## WORK INSTRUCTIONS
Copy out each line of the material below with no changes.

___ GIVEN RECORDS ___

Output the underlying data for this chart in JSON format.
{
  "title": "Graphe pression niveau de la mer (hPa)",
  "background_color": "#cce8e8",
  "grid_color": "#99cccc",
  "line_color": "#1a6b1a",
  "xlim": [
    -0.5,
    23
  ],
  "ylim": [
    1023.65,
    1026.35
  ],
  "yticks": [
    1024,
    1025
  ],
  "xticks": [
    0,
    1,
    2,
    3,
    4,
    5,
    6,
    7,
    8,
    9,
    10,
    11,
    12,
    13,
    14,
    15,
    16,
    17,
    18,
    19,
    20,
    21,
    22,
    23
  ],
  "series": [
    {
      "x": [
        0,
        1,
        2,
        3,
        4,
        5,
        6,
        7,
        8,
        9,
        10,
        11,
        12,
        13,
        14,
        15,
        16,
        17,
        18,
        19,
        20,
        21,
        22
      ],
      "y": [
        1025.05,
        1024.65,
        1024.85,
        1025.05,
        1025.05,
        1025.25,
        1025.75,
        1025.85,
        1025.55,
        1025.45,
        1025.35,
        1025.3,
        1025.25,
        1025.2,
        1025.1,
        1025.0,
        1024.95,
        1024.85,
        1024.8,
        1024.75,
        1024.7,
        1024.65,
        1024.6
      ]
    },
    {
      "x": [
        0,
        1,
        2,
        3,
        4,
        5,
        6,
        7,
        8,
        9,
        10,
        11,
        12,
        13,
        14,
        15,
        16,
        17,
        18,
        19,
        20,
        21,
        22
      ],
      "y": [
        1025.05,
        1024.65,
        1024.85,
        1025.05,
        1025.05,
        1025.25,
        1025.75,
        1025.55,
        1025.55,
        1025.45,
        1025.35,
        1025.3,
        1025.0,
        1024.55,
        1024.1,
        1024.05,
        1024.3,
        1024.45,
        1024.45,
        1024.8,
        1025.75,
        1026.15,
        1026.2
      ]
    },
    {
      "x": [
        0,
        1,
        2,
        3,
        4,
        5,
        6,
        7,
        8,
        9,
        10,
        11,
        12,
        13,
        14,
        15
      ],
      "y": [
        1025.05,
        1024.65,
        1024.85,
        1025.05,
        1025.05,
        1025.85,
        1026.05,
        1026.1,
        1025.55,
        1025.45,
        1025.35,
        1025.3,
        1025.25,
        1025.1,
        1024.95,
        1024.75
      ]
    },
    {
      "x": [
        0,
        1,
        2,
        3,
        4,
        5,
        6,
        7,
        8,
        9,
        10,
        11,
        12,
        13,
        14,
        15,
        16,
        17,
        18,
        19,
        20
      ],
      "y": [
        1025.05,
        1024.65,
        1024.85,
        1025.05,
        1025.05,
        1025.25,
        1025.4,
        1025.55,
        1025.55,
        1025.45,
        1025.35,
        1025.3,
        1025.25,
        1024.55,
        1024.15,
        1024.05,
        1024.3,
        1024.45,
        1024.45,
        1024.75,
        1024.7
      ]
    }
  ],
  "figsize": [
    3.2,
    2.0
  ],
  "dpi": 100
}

___

## EXERCISE ANSWER
Output the underlying data for this chart in JSON format.
{
  "title": "Graphe pression niveau de la mer (hPa)",
  "background_color": "#cce8e8",
  "grid_color": "#99cccc",
  "line_color": "#1a6b1a",
  "xlim": [
    -0.5,
    23
  ],
  "ylim": [
    1023.65,
    1026.35
  ],
  "yticks": [
    1024,
    1025
  ],
  "xticks": [
    0,
    1,
    2,
    3,
    4,
    5,
    6,
    7,
    8,
    9,
    10,
    11,
    12,
    13,
    14,
    15,
    16,
    17,
    18,
    19,
    20,
    21,
    22,
    23
  ],
  "series": [
    {
      "x": [
        0,
        1,
        2,
        3,
        4,
        5,
        6,
        7,
        8,
        9,
        10,
        11,
        12,
        13,
        14,
        15,
        16,
        17,
        18,
        19,
        20,
        21,
        22
      ],
      "y": [
        1025.05,
        1024.65,
        1024.85,
        1025.05,
        1025.05,
        1025.25,
        1025.75,
        1025.85,
        1025.55,
        1025.45,
        1025.35,
        1025.3,
        1025.25,
        1025.2,
        1025.1,
        1025.0,
        1024.95,
        1024.85,
        1024.8,
        1024.75,
        1024.7,
        1024.65,
        1024.6
      ]
    },
    {
      "x": [
        0,
        1,
        2,
        3,
        4,
        5,
        6,
        7,
        8,
        9,
        10,
        11,
        12,
        13,
        14,
        15,
        16,
        17,
        18,
        19,
        20,
        21,
        22
      ],
      "y": [
        1025.05,
        1024.65,
        1024.85,
        1025.05,
        1025.05,
        1025.25,
        1025.75,
        1025.55,
        1025.55,
        1025.45,
        1025.35,
        1025.3,
        1025.0,
        1024.55,
        1024.1,
        1024.05,
        1024.3,
        1024.45,
        1024.45,
        1024.8,
        1025.75,
        1026.15,
        1026.2
      ]
    },
    {
      "x": [
        0,
        1,
        2,
        3,
        4,
        5,
        6,
        7,
        8,
        9,
        10,
        11,
        12,
        13,
        14,
        15
      ],
      "y": [
        1025.05,
        1024.65,
        1024.85,
        1025.05,
        1025.05,
        1025.85,
        1026.05,
        1026.1,
        1025.55,
        1025.45,
        1025.35,
        1025.3,
        1025.25,
        1025.1,
        1024.95,
        1024.75
      ]
    },
    {
      "x": [
        0,
        1,
        2,
        3,
        4,
        5,
        6,
        7,
        8,
        9,
        10,
        11,
        12,
        13,
        14,
        15,
        16,
        17,
        18,
        19,
        20
      ],
      "y": [
        1025.05,
        1024.65,
        1024.85,
        1025.05,
        1025.05,
        1025.25,
        1025.4,
        1025.55,
        1025.55,
        1025.45,
        1025.35,
        1025.3,
        1025.25,
        1024.55,
        1024.15,
        1024.05,
        1024.3,
        1024.45,
        1024.45,
        1024.75,
        1024.7
      ]
    }
  ],
  "figsize": [
    3.2,
    2.0
  ],
  "dpi": 100
}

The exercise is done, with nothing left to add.